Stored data
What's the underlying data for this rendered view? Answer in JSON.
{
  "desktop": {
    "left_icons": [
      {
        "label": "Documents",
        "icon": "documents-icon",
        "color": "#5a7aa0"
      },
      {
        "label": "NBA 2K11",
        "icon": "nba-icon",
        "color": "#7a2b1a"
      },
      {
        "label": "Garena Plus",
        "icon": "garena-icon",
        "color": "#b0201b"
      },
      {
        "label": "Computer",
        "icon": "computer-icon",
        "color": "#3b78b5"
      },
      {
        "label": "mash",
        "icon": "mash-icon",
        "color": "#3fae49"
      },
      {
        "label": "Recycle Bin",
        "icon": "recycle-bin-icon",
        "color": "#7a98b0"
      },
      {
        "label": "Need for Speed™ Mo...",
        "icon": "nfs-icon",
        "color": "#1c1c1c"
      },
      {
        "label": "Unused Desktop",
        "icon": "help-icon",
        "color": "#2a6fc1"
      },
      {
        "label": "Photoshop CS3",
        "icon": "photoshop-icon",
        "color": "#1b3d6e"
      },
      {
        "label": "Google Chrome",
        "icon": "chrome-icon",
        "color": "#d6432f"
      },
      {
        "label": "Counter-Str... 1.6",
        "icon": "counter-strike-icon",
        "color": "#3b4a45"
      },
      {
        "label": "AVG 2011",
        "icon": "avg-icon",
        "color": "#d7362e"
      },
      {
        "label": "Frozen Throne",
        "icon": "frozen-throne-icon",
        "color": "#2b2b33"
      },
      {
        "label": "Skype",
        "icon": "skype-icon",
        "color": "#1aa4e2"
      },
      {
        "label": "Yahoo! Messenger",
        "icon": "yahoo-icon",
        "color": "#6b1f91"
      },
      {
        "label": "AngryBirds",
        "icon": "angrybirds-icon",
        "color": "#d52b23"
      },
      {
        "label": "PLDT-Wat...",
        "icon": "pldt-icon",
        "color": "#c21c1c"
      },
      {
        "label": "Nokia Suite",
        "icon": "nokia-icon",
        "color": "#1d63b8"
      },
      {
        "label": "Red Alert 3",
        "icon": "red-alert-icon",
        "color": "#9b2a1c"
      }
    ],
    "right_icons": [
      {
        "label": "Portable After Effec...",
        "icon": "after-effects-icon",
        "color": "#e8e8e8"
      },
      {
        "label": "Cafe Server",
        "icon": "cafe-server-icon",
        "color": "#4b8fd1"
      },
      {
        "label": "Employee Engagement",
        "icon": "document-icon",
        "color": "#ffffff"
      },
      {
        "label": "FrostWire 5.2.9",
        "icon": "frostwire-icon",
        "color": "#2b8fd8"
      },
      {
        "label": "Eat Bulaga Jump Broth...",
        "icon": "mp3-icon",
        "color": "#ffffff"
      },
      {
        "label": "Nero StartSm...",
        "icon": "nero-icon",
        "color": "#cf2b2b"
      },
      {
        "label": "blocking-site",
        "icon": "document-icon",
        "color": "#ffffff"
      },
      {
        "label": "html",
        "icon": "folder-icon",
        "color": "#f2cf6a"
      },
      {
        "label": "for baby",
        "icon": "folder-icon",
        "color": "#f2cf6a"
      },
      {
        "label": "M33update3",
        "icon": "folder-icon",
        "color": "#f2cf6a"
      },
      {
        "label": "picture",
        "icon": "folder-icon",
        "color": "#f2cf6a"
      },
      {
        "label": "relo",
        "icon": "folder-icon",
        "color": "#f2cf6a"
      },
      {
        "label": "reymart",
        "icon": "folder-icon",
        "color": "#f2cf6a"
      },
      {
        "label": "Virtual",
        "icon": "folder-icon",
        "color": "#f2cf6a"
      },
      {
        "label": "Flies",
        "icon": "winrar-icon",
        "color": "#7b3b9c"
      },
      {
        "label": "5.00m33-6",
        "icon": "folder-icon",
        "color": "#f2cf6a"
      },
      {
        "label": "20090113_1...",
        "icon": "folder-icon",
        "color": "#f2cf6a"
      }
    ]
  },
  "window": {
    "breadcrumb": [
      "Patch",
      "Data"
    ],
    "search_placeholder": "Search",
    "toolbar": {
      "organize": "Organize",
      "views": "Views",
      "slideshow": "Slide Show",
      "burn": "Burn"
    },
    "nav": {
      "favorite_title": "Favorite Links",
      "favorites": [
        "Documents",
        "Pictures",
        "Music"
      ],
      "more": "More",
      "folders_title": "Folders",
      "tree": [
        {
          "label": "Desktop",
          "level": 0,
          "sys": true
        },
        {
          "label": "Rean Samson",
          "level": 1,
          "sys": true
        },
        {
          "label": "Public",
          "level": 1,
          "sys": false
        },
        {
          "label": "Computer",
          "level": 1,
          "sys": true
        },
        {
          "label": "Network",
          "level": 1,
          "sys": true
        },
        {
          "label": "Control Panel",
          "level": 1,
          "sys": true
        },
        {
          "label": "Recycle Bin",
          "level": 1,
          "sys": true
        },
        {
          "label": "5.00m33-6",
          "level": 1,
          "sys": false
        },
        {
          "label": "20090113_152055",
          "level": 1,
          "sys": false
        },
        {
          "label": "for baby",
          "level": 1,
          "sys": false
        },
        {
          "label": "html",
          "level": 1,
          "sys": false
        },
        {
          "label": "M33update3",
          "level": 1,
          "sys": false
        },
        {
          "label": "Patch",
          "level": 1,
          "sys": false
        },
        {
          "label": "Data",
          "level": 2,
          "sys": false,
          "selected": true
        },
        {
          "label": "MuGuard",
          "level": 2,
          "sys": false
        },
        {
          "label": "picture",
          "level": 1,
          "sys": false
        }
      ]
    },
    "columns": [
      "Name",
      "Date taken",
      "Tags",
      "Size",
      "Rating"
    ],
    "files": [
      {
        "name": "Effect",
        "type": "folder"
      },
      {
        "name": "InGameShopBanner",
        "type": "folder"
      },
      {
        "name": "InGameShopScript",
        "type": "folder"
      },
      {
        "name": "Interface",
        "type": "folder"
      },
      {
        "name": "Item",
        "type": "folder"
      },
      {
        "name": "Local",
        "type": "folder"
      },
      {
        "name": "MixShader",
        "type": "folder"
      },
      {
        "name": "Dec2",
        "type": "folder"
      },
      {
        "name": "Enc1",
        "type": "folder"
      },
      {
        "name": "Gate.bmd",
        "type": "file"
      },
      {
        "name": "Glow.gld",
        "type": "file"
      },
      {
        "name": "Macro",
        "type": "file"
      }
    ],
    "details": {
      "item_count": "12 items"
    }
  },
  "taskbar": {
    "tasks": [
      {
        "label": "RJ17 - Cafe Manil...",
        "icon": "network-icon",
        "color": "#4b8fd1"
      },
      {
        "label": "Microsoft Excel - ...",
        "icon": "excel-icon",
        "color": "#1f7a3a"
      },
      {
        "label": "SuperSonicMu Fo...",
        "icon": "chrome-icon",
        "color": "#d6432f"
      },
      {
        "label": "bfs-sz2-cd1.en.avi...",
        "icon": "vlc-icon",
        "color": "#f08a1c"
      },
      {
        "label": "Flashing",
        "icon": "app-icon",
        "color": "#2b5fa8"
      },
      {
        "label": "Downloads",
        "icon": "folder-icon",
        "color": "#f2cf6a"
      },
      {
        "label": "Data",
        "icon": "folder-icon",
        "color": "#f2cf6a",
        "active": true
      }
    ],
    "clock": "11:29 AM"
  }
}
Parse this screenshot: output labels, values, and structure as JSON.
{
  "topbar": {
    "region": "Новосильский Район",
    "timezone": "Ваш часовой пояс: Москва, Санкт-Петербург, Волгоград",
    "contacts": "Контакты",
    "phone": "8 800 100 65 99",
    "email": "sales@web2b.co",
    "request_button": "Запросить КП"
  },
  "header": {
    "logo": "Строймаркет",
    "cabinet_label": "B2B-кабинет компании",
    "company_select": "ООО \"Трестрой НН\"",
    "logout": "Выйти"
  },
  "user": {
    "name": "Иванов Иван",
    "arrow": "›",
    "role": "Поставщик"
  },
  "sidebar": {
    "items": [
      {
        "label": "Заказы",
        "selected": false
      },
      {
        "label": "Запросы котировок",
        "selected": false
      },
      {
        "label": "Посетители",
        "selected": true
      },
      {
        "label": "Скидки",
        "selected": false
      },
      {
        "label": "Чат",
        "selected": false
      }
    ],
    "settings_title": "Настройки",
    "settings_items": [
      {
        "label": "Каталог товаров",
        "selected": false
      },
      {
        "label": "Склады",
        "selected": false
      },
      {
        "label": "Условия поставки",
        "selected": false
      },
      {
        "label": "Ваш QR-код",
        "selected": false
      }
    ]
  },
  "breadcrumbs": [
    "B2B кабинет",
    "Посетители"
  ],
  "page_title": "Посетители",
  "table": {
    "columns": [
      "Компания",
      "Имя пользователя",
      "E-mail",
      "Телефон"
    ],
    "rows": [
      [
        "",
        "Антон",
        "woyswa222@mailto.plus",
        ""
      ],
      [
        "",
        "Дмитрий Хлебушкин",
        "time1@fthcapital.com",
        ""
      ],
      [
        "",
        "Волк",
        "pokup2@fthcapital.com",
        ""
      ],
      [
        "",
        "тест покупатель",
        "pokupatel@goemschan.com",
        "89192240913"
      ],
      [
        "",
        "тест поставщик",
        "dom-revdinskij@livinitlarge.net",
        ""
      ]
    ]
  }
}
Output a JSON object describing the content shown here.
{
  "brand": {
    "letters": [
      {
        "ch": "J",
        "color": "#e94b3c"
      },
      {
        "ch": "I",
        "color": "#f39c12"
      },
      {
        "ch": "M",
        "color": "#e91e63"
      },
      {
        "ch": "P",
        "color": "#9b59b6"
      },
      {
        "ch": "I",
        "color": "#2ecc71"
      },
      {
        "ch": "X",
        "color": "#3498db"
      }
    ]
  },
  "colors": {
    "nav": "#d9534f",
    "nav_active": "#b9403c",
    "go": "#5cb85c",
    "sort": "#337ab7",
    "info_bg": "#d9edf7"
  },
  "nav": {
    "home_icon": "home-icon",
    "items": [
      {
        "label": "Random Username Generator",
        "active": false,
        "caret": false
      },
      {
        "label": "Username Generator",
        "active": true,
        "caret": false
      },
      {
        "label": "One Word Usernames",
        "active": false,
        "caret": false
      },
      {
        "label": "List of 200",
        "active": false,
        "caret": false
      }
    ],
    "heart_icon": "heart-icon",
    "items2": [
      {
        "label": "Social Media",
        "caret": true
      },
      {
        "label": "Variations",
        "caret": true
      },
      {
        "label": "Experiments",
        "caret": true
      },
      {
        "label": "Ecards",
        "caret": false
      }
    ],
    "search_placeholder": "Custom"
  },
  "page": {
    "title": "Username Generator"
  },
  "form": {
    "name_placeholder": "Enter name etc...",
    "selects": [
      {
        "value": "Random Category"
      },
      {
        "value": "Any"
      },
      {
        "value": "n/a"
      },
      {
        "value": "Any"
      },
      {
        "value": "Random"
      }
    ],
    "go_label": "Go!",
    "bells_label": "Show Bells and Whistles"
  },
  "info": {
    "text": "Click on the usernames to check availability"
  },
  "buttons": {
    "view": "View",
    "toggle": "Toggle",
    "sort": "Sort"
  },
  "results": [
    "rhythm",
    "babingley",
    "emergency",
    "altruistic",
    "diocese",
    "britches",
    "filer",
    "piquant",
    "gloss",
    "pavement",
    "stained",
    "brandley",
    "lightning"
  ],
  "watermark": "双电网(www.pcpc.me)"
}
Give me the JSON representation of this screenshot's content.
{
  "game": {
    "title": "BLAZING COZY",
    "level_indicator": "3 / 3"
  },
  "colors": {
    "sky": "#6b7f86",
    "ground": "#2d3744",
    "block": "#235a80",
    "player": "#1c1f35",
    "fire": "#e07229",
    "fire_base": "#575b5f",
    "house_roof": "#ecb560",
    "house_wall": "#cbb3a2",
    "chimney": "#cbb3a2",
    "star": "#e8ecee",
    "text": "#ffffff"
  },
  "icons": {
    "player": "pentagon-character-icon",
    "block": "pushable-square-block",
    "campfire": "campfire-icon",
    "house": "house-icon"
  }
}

● AIM OF THE EXERCISE
Write out, word for word, every line from the one containing "Give me the" through the last line of the records above.

● OUTPUT BELOW
Give me the JSON representation of this screenshot's content.
{
  "game": {
    "title": "BLAZING COZY",
    "level_indicator": "3 / 3"
  },
  "colors": {
    "sky": "#6b7f86",
    "ground": "#2d3744",
    "block": "#235a80",
    "player": "#1c1f35",
    "fire": "#e07229",
    "fire_base": "#575b5f",
    "house_roof": "#ecb560",
    "house_wall": "#cbb3a2",
    "chimney": "#cbb3a2",
    "star": "#e8ecee",
    "text": "#ffffff"
  },
  "icons": {
    "player": "pentagon-character-icon",
    "block": "pushable-square-block",
    "campfire": "campfire-icon",
    "house": "house-icon"
  }
}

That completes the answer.